▸ Goal: Quote the whole listing verbatim.

======== Dataset rows ========

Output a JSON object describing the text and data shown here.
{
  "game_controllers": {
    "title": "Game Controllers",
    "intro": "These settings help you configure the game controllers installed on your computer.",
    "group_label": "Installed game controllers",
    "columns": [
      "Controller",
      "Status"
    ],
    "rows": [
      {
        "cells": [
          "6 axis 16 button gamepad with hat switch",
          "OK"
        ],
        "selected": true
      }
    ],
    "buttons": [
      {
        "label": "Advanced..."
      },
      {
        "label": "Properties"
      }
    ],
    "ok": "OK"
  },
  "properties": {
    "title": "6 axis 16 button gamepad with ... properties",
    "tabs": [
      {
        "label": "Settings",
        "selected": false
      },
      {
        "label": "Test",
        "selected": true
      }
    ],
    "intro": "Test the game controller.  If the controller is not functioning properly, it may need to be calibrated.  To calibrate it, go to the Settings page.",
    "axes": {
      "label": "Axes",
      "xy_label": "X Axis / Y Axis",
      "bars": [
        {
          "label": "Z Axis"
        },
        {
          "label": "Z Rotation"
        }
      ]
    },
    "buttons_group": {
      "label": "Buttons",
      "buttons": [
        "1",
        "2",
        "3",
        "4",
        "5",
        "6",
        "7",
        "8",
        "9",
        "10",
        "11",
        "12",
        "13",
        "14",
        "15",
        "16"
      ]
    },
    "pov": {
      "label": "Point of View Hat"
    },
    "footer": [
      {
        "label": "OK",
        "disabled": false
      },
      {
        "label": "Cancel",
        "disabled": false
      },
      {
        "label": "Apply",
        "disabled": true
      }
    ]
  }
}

========

▸ Correct answer:
Output a JSON object describing the text and data shown here.
{
  "game_controllers": {
    "title": "Game Controllers",
    "intro": "These settings help you configure the game controllers installed on your computer.",
    "group_label": "Installed game controllers",
    "columns": [
      "Controller",
      "Status"
    ],
    "rows": [
      {
        "cells": [
          "6 axis 16 button gamepad with hat switch",
          "OK"
        ],
        "selected": true
      }
    ],
    "buttons": [
      {
        "label": "Advanced..."
      },
      {
        "label": "Properties"
      }
    ],
    "ok": "OK"
  },
  "properties": {
    "title": "6 axis 16 button gamepad with ... properties",
    "tabs": [
      {
        "label": "Settings",
        "selected": false
      },
      {
        "label": "Test",
        "selected": true
      }
    ],
    "intro": "Test the game controller.  If the controller is not functioning properly, it may need to be calibrated.  To calibrate it, go to the Settings page.",
    "axes": {
      "label": "Axes",
      "xy_label": "X Axis / Y Axis",
      "bars": [
        {
          "label": "Z Axis"
        },
        {
          "label": "Z Rotation"
        }
      ]
    },
    "buttons_group": {
      "label": "Buttons",
      "buttons": [
        "1",
        "2",
        "3",
        "4",
        "5",
        "6",
        "7",
        "8",
        "9",
        "10",
        "11",
        "12",
        "13",
        "14",
        "15",
        "16"
      ]
    },
    "pov": {
      "label": "Point of View Hat"
    },
    "footer": [
      {
        "label": "OK",
        "disabled": false
      },
      {
        "label": "Cancel",
        "disabled": false
      },
      {
        "label": "Apply",
        "disabled": true
      }
    ]
  }
}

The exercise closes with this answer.